Task to complete - Output the material below in its entirety, exactly as given.

Dataset excerpts -
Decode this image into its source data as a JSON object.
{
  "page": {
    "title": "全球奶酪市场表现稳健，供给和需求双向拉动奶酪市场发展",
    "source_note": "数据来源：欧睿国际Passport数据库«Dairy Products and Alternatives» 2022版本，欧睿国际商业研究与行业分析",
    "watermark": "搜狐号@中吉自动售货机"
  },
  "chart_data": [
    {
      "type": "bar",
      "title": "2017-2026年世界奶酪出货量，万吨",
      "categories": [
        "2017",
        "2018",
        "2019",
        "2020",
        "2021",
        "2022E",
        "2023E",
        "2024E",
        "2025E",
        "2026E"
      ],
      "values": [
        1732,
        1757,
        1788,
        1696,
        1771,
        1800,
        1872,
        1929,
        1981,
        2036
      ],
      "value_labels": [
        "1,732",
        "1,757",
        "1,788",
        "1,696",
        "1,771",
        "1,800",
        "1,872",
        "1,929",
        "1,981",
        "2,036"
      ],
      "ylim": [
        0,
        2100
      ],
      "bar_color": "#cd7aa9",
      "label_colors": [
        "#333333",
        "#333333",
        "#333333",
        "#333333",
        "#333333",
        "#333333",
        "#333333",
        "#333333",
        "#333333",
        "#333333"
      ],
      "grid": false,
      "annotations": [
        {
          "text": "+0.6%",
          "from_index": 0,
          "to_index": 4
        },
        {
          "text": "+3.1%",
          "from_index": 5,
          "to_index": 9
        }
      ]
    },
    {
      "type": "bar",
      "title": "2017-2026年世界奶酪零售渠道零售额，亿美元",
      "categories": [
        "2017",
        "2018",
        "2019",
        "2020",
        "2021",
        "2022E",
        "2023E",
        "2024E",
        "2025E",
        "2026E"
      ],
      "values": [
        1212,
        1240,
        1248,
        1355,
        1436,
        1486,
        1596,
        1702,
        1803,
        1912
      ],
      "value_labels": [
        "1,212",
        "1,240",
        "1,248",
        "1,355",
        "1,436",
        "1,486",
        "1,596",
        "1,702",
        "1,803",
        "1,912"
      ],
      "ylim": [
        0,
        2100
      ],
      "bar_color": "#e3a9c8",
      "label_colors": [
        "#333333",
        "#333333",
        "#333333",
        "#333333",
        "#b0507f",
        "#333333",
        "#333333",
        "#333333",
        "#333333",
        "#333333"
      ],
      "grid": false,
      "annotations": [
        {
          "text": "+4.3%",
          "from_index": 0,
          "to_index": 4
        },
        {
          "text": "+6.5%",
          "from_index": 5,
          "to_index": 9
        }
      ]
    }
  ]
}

Result -
Decode this image into its source data as a JSON object.
{
  "page": {
    "title": "全球奶酪市场表现稳健，供给和需求双向拉动奶酪市场发展",
    "source_note": "数据来源：欧睿国际Passport数据库«Dairy Products and Alternatives» 2022版本，欧睿国际商业研究与行业分析",
    "watermark": "搜狐号@中吉自动售货机"
  },
  "chart_data": [
    {
      "type": "bar",
      "title": "2017-2026年世界奶酪出货量，万吨",
      "categories": [
        "2017",
        "2018",
        "2019",
        "2020",
        "2021",
        "2022E",
        "2023E",
        "2024E",
        "2025E",
        "2026E"
      ],
      "values": [
        1732,
        1757,
        1788,
        1696,
        1771,
        1800,
        1872,
        1929,
        1981,
        2036
      ],
      "value_labels": [
        "1,732",
        "1,757",
        "1,788",
        "1,696",
        "1,771",
        "1,800",
        "1,872",
        "1,929",
        "1,981",
        "2,036"
      ],
      "ylim": [
        0,
        2100
      ],
      "bar_color": "#cd7aa9",
      "label_colors": [
        "#333333",
        "#333333",
        "#333333",
        "#333333",
        "#333333",
        "#333333",
        "#333333",
        "#333333",
        "#333333",
        "#333333"
      ],
      "grid": false,
      "annotations": [
        {
          "text": "+0.6%",
          "from_index": 0,
          "to_index": 4
        },
        {
          "text": "+3.1%",
          "from_index": 5,
          "to_index": 9
        }
      ]
    },
    {
      "type": "bar",
      "title": "2017-2026年世界奶酪零售渠道零售额，亿美元",
      "categories": [
        "2017",
        "2018",
        "2019",
        "2020",
        "2021",
        "2022E",
        "2023E",
        "2024E",
        "2025E",
        "2026E"
      ],
      "values": [
        1212,
        1240,
        1248,
        1355,
        1436,
        1486,
        1596,
        1702,
        1803,
        1912
      ],
      "value_labels": [
        "1,212",
        "1,240",
        "1,248",
        "1,355",
        "1,436",
        "1,486",
        "1,596",
        "1,702",
        "1,803",
        "1,912"
      ],
      "ylim": [
        0,
        2100
      ],
      "bar_color": "#e3a9c8",
      "label_colors": [
        "#333333",
        "#333333",
        "#333333",
        "#333333",
        "#b0507f",
        "#333333",
        "#333333",
        "#333333",
        "#333333",
        "#333333"
      ],
      "grid": false,
      "annotations": [
        {
          "text": "+4.3%",
          "from_index": 0,
          "to_index": 4
        },
        {
          "text": "+6.5%",
          "from_index": 5,
          "to_index": 9
        }
      ]
    }
  ]
}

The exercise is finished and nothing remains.